▸ REQUIRED TASK:
From the line containing "Read this page and output its text content." to the last line of the data below, copy everything exactly and nothing else; pictures stay out.

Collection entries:
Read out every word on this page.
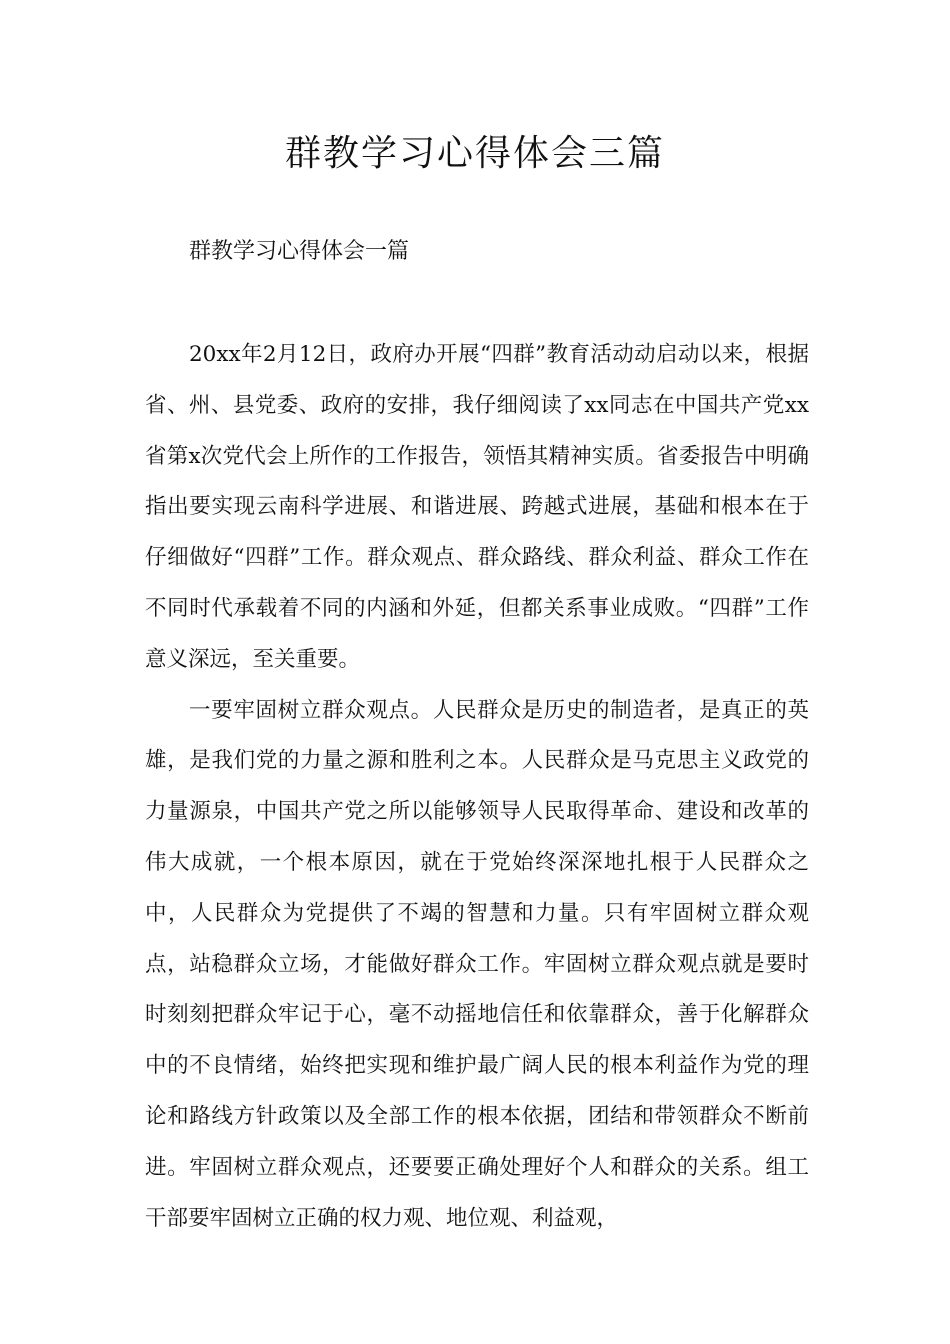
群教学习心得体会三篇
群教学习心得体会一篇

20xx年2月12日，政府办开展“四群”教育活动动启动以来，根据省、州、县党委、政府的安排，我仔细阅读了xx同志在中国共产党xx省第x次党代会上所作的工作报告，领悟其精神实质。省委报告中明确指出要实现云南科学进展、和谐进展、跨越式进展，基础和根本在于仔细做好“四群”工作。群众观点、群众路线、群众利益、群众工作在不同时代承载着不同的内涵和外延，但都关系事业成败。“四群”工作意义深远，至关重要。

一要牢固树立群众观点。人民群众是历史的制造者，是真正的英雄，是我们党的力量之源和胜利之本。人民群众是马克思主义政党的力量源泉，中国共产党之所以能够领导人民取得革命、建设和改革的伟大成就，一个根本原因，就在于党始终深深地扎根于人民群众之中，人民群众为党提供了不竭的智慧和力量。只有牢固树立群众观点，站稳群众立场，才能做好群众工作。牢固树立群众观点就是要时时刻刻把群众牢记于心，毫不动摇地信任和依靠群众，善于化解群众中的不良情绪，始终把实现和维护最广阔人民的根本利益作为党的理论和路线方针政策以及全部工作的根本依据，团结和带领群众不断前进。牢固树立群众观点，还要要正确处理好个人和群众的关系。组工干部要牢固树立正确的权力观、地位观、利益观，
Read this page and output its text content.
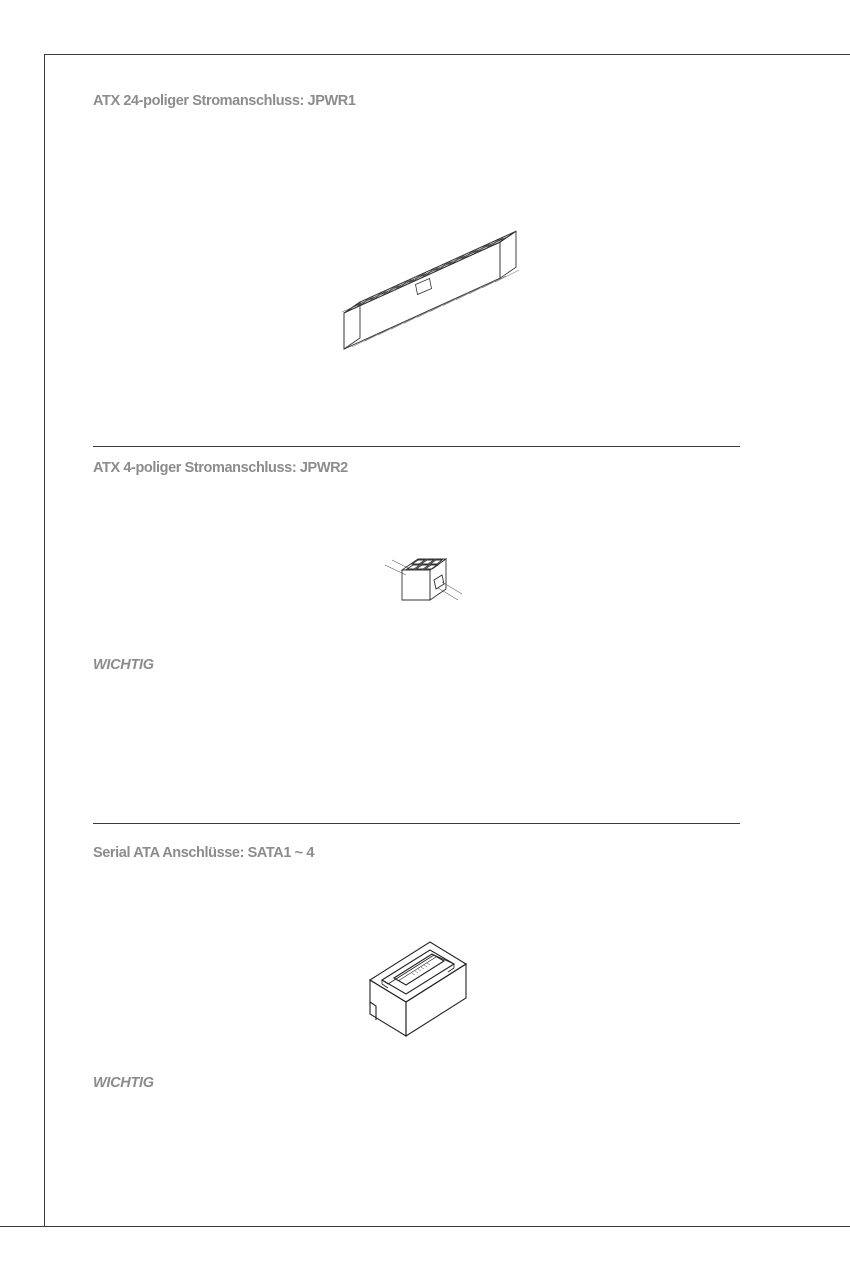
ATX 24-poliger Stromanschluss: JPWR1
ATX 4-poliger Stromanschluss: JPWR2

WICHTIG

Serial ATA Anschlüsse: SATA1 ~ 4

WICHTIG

▸ FULL ANSWER:
Read this page and output its text content.
ATX 24-poliger Stromanschluss: JPWR1
ATX 4-poliger Stromanschluss: JPWR2

WICHTIG

Serial ATA Anschlüsse: SATA1 ~ 4

WICHTIG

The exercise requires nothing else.